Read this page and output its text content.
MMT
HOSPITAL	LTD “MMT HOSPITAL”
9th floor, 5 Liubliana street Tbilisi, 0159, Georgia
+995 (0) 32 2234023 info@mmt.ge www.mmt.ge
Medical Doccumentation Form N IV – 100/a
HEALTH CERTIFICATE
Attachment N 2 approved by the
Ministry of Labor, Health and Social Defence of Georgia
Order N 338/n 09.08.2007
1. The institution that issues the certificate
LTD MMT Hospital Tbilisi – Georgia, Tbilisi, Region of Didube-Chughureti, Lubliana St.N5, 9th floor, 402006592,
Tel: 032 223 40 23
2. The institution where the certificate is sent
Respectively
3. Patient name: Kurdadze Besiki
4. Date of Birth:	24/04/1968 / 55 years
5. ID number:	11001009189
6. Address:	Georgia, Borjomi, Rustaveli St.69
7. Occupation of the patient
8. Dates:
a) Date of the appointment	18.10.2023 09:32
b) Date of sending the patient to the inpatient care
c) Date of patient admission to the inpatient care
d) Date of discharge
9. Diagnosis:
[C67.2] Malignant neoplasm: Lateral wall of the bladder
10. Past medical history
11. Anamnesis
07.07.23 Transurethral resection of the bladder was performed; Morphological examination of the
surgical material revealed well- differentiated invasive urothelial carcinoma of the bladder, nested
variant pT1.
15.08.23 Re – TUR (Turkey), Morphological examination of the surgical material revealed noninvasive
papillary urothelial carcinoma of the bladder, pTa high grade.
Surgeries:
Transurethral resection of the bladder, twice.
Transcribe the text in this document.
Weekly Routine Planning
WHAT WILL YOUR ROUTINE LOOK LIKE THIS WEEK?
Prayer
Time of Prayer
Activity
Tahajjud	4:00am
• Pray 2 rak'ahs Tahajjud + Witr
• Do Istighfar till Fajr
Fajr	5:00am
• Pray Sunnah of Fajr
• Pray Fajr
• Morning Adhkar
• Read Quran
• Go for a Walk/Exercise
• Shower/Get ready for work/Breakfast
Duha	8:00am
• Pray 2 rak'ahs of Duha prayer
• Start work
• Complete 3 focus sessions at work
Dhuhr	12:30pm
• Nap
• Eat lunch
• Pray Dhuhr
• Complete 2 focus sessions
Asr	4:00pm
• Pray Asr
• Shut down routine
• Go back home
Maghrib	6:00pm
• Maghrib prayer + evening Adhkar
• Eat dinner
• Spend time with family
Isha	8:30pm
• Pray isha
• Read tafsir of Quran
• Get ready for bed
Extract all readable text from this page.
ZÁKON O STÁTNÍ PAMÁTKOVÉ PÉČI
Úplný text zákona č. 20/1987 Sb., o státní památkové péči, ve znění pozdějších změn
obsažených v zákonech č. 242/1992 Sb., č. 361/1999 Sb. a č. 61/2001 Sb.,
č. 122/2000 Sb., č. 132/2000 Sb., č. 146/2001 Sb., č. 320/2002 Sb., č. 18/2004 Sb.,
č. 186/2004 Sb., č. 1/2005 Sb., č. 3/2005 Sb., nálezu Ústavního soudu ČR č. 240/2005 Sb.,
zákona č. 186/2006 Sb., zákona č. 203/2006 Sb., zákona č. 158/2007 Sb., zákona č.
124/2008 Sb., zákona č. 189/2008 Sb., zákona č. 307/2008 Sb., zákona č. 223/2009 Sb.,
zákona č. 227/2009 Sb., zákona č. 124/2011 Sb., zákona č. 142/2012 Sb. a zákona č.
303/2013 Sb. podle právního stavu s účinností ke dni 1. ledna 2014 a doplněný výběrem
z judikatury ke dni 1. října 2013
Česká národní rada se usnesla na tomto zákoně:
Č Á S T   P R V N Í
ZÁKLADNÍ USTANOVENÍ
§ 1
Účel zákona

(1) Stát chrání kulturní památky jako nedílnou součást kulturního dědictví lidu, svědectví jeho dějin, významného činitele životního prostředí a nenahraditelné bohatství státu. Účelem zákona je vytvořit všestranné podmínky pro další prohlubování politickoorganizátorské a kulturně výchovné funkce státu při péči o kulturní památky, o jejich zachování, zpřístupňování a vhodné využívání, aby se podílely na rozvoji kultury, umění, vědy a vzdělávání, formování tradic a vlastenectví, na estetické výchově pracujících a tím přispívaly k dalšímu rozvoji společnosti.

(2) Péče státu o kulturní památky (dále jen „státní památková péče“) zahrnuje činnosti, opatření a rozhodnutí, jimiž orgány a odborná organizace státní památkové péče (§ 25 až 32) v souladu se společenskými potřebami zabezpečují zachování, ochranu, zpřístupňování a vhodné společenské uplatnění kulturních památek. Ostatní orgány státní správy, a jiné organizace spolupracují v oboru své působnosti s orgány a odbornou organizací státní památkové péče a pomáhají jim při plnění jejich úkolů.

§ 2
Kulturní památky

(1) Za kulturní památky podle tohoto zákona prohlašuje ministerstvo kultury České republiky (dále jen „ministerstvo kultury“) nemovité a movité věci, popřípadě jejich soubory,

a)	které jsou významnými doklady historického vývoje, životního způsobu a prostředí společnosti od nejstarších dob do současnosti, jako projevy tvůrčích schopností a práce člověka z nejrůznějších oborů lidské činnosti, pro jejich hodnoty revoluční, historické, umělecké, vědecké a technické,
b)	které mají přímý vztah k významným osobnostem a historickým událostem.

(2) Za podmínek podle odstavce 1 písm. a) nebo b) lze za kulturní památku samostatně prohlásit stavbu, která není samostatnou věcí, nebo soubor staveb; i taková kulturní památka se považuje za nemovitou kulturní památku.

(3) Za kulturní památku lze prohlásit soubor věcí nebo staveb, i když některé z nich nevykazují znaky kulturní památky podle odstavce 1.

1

============

• **TASK STATEMENT**: Pick out the lines above containing the word "prohlásit", then copy them.

• **CORRECT RESPONSE**:
(2) Za podmínek podle odstavce 1 písm. a) nebo b) lze za kulturní památku samostatně prohlásit stavbu, která není samostatnou věcí, nebo soubor staveb; i taková kulturní památka se považuje za nemovitou kulturní památku.
(3) Za kulturní památku lze prohlásit soubor věcí nebo staveb, i když některé z nich nevykazují znaky kulturní památky podle odstavce 1.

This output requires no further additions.